[Data entries]
————
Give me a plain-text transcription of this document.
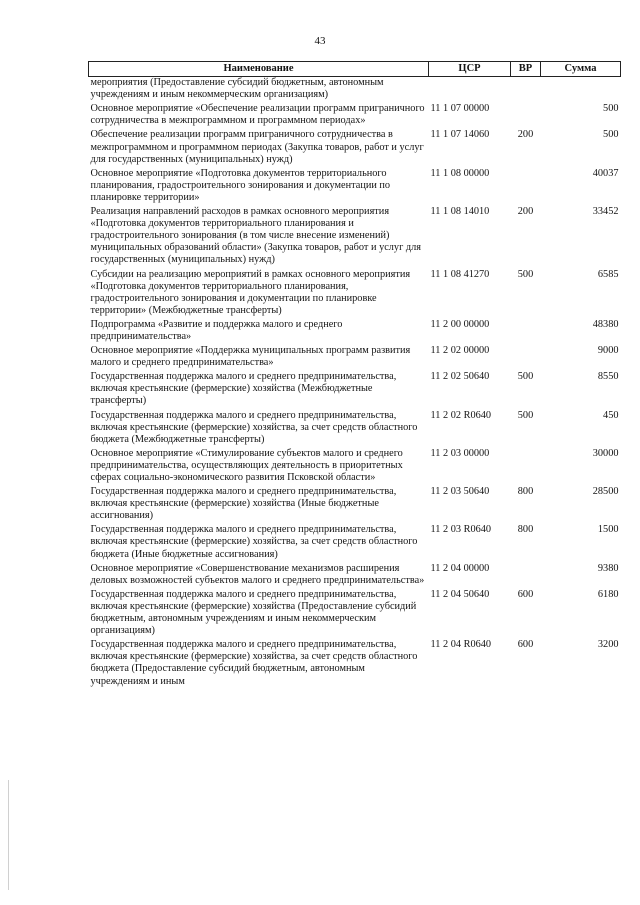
43
Наименование	ЦСР	ВР	Сумма
мероприятия (Предоставление субсидий бюджетным, автономным учреждениям и иным некоммерческим организациям)			
Основное мероприятие «Обеспечение реализации программ приграничного сотрудничества в межпрограммном и программном периодах»	11 1 07 00000		500
Обеспечение реализации программ приграничного сотрудничества в межпрограммном и программном периодах (Закупка товаров, работ и услуг для государственных (муниципальных) нужд)	11 1 07 14060	200	500
Основное мероприятие «Подготовка документов территориального планирования, градостроительного зонирования и документации по планировке территории»	11 1 08 00000		40037
Реализация направлений расходов в рамках основного мероприятия «Подготовка документов территориального планирования и градостроительного зонирования (в том числе внесение изменений) муниципальных образований области» (Закупка товаров, работ и услуг для государственных (муниципальных) нужд)	11 1 08 14010	200	33452
Субсидии на реализацию мероприятий в рамках основного мероприятия «Подготовка документов территориального планирования, градостроительного зонирования и документации по планировке территории» (Межбюджетные трансферты)	11 1 08 41270	500	6585
Подпрограмма «Развитие и поддержка малого и среднего предпринимательства»	11 2 00 00000		48380
Основное мероприятие «Поддержка муниципальных программ развития малого и среднего предпринимательства»	11 2 02 00000		9000
Государственная поддержка малого и среднего предпринимательства, включая крестьянские (фермерские) хозяйства (Межбюджетные трансферты)	11 2 02 50640	500	8550
Государственная поддержка малого и среднего предпринимательства, включая крестьянские (фермерские) хозяйства, за счет средств областного бюджета (Межбюджетные трансферты)	11 2 02 R0640	500	450
Основное мероприятие «Стимулирование субъектов малого и среднего предпринимательства, осуществляющих деятельность в приоритетных сферах социально-экономического развития Псковской области»	11 2 03 00000		30000
Государственная поддержка малого и среднего предпринимательства, включая крестьянские (фермерские) хозяйства (Иные бюджетные ассигнования)	11 2 03 50640	800	28500
Государственная поддержка малого и среднего предпринимательства, включая крестьянские (фермерские) хозяйства, за счет средств областного бюджета (Иные бюджетные ассигнования)	11 2 03 R0640	800	1500
Основное мероприятие «Совершенствование механизмов расширения деловых возможностей субъектов малого и среднего предпринимательства»	11 2 04 00000		9380
Государственная поддержка малого и среднего предпринимательства, включая крестьянские (фермерские) хозяйства (Предоставление субсидий бюджетным, автономным учреждениям и иным некоммерческим организациям)	11 2 04 50640	600	6180
Государственная поддержка малого и среднего предпринимательства, включая крестьянские (фермерские) хозяйства, за счет средств областного бюджета (Предоставление субсидий бюджетным, автономным учреждениям и иным	11 2 04 R0640	600	3200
————
▸ **REQUIREMENTS**
Exclude all images and restate the records above word for word.

▸ **RESULT**
Give me a plain-text transcription of this document.
43
Наименование	ЦСР	ВР	Сумма
мероприятия (Предоставление субсидий бюджетным, автономным учреждениям и иным некоммерческим организациям)			
Основное мероприятие «Обеспечение реализации программ приграничного сотрудничества в межпрограммном и программном периодах»	11 1 07 00000		500
Обеспечение реализации программ приграничного сотрудничества в межпрограммном и программном периодах (Закупка товаров, работ и услуг для государственных (муниципальных) нужд)	11 1 07 14060	200	500
Основное мероприятие «Подготовка документов территориального планирования, градостроительного зонирования и документации по планировке территории»	11 1 08 00000		40037
Реализация направлений расходов в рамках основного мероприятия «Подготовка документов территориального планирования и градостроительного зонирования (в том числе внесение изменений) муниципальных образований области» (Закупка товаров, работ и услуг для государственных (муниципальных) нужд)	11 1 08 14010	200	33452
Субсидии на реализацию мероприятий в рамках основного мероприятия «Подготовка документов территориального планирования, градостроительного зонирования и документации по планировке территории» (Межбюджетные трансферты)	11 1 08 41270	500	6585
Подпрограмма «Развитие и поддержка малого и среднего предпринимательства»	11 2 00 00000		48380
Основное мероприятие «Поддержка муниципальных программ развития малого и среднего предпринимательства»	11 2 02 00000		9000
Государственная поддержка малого и среднего предпринимательства, включая крестьянские (фермерские) хозяйства (Межбюджетные трансферты)	11 2 02 50640	500	8550
Государственная поддержка малого и среднего предпринимательства, включая крестьянские (фермерские) хозяйства, за счет средств областного бюджета (Межбюджетные трансферты)	11 2 02 R0640	500	450
Основное мероприятие «Стимулирование субъектов малого и среднего предпринимательства, осуществляющих деятельность в приоритетных сферах социально-экономического развития Псковской области»	11 2 03 00000		30000
Государственная поддержка малого и среднего предпринимательства, включая крестьянские (фермерские) хозяйства (Иные бюджетные ассигнования)	11 2 03 50640	800	28500
Государственная поддержка малого и среднего предпринимательства, включая крестьянские (фермерские) хозяйства, за счет средств областного бюджета (Иные бюджетные ассигнования)	11 2 03 R0640	800	1500
Основное мероприятие «Совершенствование механизмов расширения деловых возможностей субъектов малого и среднего предпринимательства»	11 2 04 00000		9380
Государственная поддержка малого и среднего предпринимательства, включая крестьянские (фермерские) хозяйства (Предоставление субсидий бюджетным, автономным учреждениям и иным некоммерческим организациям)	11 2 04 50640	600	6180
Государственная поддержка малого и среднего предпринимательства, включая крестьянские (фермерские) хозяйства, за счет средств областного бюджета (Предоставление субсидий бюджетным, автономным учреждениям и иным	11 2 04 R0640	600	3200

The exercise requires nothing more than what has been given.